Please copy every line of the records below that holds the word "Rentals".
+---+
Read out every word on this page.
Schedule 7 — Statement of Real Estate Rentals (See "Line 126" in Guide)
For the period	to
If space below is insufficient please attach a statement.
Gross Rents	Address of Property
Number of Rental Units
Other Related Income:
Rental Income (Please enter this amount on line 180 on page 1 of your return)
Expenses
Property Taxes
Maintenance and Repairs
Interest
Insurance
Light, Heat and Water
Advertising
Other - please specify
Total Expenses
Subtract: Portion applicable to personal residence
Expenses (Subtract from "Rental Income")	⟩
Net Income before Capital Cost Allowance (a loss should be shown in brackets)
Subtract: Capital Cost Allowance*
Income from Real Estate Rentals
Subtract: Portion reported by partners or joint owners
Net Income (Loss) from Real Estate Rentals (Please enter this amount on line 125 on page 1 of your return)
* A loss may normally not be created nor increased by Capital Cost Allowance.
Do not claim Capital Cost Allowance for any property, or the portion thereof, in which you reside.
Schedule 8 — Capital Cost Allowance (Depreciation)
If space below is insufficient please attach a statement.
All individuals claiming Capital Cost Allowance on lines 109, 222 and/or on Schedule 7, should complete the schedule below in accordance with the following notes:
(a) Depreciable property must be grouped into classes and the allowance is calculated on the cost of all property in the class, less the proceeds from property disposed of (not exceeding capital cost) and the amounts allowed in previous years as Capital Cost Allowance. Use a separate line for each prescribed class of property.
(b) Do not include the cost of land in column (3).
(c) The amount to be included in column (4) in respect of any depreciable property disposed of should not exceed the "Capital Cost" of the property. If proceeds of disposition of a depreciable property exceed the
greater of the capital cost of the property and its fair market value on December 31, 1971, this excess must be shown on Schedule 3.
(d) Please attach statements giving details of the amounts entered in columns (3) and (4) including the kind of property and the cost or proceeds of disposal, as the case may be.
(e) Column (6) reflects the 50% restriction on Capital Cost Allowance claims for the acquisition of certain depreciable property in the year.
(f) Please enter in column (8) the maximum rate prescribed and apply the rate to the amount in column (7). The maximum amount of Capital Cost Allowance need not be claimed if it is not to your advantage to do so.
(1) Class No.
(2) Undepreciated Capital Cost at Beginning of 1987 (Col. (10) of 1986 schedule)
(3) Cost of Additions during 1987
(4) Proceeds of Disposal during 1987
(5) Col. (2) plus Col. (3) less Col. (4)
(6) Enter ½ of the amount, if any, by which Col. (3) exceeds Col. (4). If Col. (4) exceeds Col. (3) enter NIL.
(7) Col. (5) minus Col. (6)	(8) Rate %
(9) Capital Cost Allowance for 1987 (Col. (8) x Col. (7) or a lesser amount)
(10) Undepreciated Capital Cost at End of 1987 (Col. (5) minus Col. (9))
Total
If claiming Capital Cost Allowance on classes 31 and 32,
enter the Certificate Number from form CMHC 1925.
+---+
#### [WRITTEN ANSWER]
Schedule 7 — Statement of Real Estate Rentals (See "Line 126" in Guide)
Income from Real Estate Rentals
Net Income (Loss) from Real Estate Rentals (Please enter this amount on line 125 on page 1 of your return)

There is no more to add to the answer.